┌─ Material

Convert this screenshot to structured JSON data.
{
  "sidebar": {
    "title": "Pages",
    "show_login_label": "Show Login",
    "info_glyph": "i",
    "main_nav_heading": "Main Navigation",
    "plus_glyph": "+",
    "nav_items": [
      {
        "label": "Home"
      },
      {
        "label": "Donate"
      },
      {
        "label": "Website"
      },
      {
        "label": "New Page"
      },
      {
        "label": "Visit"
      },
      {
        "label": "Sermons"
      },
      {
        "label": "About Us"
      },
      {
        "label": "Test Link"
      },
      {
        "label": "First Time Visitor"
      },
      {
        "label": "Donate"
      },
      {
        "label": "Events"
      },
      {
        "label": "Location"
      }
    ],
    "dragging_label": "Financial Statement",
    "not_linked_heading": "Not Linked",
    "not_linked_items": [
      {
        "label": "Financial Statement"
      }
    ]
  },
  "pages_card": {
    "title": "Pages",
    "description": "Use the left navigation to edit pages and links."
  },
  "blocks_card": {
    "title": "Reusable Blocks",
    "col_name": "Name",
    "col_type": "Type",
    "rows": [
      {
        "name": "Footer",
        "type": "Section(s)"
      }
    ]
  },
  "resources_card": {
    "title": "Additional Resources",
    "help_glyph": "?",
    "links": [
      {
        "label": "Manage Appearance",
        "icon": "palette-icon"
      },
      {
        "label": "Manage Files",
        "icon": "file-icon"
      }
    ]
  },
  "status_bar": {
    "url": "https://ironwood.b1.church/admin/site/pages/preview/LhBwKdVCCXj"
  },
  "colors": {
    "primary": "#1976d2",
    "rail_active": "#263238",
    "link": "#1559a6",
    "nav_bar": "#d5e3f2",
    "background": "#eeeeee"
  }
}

└─

Transcribe the records above exactly as they appear.

Convert this screenshot to structured JSON data.
{
  "sidebar": {
    "title": "Pages",
    "show_login_label": "Show Login",
    "info_glyph": "i",
    "main_nav_heading": "Main Navigation",
    "plus_glyph": "+",
    "nav_items": [
      {
        "label": "Home"
      },
      {
        "label": "Donate"
      },
      {
        "label": "Website"
      },
      {
        "label": "New Page"
      },
      {
        "label": "Visit"
      },
      {
        "label": "Sermons"
      },
      {
        "label": "About Us"
      },
      {
        "label": "Test Link"
      },
      {
        "label": "First Time Visitor"
      },
      {
        "label": "Donate"
      },
      {
        "label": "Events"
      },
      {
        "label": "Location"
      }
    ],
    "dragging_label": "Financial Statement",
    "not_linked_heading": "Not Linked",
    "not_linked_items": [
      {
        "label": "Financial Statement"
      }
    ]
  },
  "pages_card": {
    "title": "Pages",
    "description": "Use the left navigation to edit pages and links."
  },
  "blocks_card": {
    "title": "Reusable Blocks",
    "col_name": "Name",
    "col_type": "Type",
    "rows": [
      {
        "name": "Footer",
        "type": "Section(s)"
      }
    ]
  },
  "resources_card": {
    "title": "Additional Resources",
    "help_glyph": "?",
    "links": [
      {
        "label": "Manage Appearance",
        "icon": "palette-icon"
      },
      {
        "label": "Manage Files",
        "icon": "file-icon"
      }
    ]
  },
  "status_bar": {
    "url": "https://ironwood.b1.church/admin/site/pages/preview/LhBwKdVCCXj"
  },
  "colors": {
    "primary": "#1976d2",
    "rail_active": "#263238",
    "link": "#1559a6",
    "nav_bar": "#d5e3f2",
    "background": "#eeeeee"
  }
}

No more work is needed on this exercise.